PROVIDED TEXT>
--- START ---

Written By: Julie - Nov• 04•13

Buckeye ChicksFeather sexing Buckeye chicks is easier than I expected. I don’t have a lot of experience with sexing baby chicks. In the past I have raised mostly pullets and was occasionally surprised by a pullet “turning” into a rooster. This year I have raised several batches of straight-run chicks (straight-run means as they hatch, not selected for pullets as most of the chicks in feed stores tend to be. So, I have learned a lot this year about telling the boys from the girls. Sometimes waiting it out and looking at secondary characteristics at 4-6 weeks works, but this method is easier!

Guessing at the gender of chicks is a maddening hobby for many chicken owners. Just look at the number of “pullet or cockerel” questions on any chicken forum. For some breeds it is easy to feather-sex by looking at the wings of day-old chicks. This works pretty well if you know what to look for, have a breed that is easy to feather-sex, and happen to have day-old chicks. But if your chicks are older, or from a hard to sex breed such as Black Copper Marans – you are out of luck.

An experienced Buckeye breeder shared a tip with me that helped me accurately pick out the boys and girls in my first batch of Buckeye chicks. Buckeye pullets grow out their tail feathers much faster than the cockerels. When I received this batch they were 2 weeks old.

--- END ---

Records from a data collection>

--- START ---

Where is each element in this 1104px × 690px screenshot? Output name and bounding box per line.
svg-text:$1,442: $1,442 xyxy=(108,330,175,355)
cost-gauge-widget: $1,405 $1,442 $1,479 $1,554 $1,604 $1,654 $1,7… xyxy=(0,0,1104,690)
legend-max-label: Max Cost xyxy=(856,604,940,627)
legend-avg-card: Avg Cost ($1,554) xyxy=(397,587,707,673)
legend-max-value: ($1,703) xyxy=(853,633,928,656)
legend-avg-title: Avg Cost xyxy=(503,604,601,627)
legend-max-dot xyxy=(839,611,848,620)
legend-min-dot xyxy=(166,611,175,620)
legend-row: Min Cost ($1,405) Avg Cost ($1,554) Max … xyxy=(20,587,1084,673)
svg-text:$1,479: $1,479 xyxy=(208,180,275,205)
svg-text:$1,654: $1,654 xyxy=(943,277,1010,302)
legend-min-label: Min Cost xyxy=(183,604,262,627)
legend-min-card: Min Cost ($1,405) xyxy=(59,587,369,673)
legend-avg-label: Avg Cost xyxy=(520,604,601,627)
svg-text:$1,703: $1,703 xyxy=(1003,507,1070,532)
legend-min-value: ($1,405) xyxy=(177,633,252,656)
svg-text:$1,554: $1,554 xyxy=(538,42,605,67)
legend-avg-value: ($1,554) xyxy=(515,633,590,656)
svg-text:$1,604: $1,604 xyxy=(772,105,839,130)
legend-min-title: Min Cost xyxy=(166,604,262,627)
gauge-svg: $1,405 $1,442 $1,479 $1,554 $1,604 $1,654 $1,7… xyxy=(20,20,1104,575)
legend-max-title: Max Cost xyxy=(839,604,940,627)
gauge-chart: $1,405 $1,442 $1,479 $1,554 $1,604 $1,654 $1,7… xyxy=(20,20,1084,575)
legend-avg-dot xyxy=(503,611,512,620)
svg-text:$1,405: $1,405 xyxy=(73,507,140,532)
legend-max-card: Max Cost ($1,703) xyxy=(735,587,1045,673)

--- END ---

QUESTIONS>
(a) Translate this sentence from the text on feather sexing Buckeye chicks into Spanish: "Buckeye pullets grow out their tail feathers much faster than the cockerels."
(b) In the text on feather sexing Buckeye chicks, how old were the chicks in the first batch of Buckeyes when they were received?
(c) Write the next part of the text on feather sexing Buckeye chicks, picking up after its final sentence.

ANSWER SECTION>
(a) Las pollitas Buckeye desarrollan las plumas de la cola mucho más rápido que los gallitos.

(b) They were 2 weeks old.

(c)
As you can see in the photo above, some have basically no tail feathers. The chicks with just fuzzy behinds are all cockerels. The chicks with an inch of tail feathers are all pullets. I banded them at 4 weeks old with pink and blue zip ties. If you use zip ties for banding, be sure to keep a close eye on them so you can remove and upsize before they get too tight. By that point the girls had nearly 2 inch tails and the boys still had basically none. You can see the chicks at 12 o’clock, and between 5 and 6 in the photo are all girls. The chicks at 11, 11:30 and 1 are all boys.

Now that they are 10 weeks old it is very clear who the cockerels are. The bands are 100% accurate. Again, I don’t know yet if this holds true for all strains of the Buckeyes but I have been told it is true for at least two strains.

From my research it does not work with all breeds, but I was thrilled to find it works pretty well for Speckled Sussex and American Bresse chicks as well. I have three Sussex chicks and the wing sexing is consistent with the tail length so far. Of my two Bresse chicks, one has a longer tail and one has a larger comb at 5 weeks old. I am reserving final judgement on them until I can be sure, but so far it seems to be working. My sample size is small, so I don’t know if it works across the board for those breeds.

If you own Buckeyes, I’d love to find out if this method works for you or what has worked well in sexing Buckeye chicks.